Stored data
▬▬▬▬▬▬

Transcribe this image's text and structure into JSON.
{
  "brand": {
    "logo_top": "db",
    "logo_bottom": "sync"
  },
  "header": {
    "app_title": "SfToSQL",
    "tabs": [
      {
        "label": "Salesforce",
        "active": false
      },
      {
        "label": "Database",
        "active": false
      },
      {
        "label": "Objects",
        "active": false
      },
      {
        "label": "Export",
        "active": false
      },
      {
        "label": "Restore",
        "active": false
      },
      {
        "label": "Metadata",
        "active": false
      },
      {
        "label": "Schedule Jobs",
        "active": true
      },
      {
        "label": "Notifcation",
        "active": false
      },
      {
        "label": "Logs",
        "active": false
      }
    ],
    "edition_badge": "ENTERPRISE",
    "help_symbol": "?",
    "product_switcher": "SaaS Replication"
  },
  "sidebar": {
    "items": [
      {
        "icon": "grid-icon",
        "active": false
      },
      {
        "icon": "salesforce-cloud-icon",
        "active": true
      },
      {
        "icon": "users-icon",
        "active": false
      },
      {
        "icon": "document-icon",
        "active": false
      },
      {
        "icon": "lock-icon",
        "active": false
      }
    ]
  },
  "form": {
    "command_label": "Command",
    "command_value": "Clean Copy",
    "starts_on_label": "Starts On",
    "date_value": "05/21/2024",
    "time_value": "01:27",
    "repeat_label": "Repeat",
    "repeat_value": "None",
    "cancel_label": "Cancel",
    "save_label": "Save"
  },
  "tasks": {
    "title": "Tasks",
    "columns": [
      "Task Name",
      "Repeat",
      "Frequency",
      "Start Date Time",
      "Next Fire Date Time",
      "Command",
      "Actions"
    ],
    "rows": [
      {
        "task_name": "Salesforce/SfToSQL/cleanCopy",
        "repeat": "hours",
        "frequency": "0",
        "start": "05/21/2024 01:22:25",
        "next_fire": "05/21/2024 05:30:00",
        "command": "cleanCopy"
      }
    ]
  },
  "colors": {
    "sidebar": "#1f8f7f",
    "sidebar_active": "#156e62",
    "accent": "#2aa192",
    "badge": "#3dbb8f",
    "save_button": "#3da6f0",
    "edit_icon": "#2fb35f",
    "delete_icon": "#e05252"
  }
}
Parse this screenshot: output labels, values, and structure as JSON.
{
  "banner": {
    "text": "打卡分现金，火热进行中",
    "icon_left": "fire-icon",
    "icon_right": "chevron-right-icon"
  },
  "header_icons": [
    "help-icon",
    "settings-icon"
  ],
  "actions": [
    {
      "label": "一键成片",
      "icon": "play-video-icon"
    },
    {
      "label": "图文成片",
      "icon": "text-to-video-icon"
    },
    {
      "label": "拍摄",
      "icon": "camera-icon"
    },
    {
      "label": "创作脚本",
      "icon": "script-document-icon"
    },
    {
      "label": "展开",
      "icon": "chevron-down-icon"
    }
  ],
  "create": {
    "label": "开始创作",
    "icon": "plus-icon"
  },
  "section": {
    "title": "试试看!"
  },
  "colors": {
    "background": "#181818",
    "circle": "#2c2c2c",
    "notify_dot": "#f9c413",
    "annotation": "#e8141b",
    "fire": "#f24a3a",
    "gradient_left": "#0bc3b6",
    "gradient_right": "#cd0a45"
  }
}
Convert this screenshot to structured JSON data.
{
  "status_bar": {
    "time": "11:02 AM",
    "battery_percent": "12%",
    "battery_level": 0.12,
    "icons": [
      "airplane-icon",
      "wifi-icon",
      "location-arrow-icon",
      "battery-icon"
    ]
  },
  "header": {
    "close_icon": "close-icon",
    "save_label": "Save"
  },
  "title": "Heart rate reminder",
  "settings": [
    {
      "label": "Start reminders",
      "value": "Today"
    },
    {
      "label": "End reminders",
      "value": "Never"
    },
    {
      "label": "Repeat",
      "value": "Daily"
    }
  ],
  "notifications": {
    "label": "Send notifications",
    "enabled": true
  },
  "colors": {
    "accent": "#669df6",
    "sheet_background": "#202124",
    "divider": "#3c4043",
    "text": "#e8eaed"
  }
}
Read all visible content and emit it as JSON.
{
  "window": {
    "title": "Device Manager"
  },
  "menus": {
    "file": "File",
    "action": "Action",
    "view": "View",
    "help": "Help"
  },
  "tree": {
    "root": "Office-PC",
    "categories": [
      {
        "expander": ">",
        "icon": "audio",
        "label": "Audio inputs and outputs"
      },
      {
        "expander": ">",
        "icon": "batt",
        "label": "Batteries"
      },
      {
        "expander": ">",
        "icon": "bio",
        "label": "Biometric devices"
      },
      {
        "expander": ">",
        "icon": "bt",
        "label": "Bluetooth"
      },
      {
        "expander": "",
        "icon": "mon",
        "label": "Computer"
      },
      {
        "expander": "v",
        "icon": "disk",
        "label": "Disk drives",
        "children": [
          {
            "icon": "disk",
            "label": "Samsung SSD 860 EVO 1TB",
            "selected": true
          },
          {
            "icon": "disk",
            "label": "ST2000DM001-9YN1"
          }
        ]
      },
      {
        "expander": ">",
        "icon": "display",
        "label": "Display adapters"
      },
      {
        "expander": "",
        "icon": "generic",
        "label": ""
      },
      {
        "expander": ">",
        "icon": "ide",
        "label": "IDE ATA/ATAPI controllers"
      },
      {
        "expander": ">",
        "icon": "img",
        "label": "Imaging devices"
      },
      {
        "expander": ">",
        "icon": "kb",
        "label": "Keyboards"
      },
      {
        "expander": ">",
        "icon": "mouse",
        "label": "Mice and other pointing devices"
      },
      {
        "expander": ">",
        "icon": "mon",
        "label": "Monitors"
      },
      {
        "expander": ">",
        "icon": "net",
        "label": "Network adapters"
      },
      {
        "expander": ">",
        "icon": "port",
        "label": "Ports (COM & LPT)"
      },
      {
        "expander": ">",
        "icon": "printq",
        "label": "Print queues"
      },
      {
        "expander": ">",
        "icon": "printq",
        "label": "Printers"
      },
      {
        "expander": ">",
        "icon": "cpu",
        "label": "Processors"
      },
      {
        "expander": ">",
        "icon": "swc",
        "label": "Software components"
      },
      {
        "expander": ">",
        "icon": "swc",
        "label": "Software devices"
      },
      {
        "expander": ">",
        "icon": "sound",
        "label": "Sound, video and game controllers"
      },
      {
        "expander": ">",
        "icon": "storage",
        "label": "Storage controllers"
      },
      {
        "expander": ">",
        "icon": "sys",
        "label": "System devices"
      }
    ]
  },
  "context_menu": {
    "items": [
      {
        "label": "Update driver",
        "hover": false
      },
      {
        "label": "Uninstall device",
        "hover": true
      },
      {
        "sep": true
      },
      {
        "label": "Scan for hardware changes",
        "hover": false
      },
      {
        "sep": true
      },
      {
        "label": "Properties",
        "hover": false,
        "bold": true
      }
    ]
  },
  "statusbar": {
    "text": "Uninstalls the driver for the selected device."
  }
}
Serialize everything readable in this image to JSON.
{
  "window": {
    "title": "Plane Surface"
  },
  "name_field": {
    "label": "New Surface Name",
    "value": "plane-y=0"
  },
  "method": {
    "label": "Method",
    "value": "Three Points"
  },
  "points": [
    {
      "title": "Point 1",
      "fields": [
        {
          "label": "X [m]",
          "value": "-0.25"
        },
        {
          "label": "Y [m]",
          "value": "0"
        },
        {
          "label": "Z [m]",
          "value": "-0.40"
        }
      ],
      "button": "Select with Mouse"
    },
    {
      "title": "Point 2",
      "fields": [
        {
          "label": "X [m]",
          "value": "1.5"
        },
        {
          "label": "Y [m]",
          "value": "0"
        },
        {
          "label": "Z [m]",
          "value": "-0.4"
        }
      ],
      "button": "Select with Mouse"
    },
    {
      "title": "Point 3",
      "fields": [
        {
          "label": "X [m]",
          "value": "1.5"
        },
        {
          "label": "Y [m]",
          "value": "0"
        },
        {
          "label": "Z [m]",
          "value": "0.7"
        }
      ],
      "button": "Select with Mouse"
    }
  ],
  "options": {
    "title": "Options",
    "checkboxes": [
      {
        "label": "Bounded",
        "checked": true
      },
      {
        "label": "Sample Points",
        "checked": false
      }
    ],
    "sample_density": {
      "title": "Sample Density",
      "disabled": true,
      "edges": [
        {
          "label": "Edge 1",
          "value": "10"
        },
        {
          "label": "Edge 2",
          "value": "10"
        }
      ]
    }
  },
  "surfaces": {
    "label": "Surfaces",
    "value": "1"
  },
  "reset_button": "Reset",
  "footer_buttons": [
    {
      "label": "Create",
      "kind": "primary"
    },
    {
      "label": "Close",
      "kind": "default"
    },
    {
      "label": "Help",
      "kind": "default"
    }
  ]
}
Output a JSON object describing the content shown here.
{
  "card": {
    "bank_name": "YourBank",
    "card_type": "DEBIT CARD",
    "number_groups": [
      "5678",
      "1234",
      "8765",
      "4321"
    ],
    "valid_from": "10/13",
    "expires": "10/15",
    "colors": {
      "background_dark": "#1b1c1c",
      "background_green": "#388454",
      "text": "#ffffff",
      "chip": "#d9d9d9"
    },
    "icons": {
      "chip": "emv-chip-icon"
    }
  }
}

▬▬▬▬▬▬

*Your objective*: Return every line of the preceding records in which the word "cleanCopy" appears.

*Result of this exercise*:
        "task_name": "Salesforce/SfToSQL/cleanCopy",
        "command": "cleanCopy"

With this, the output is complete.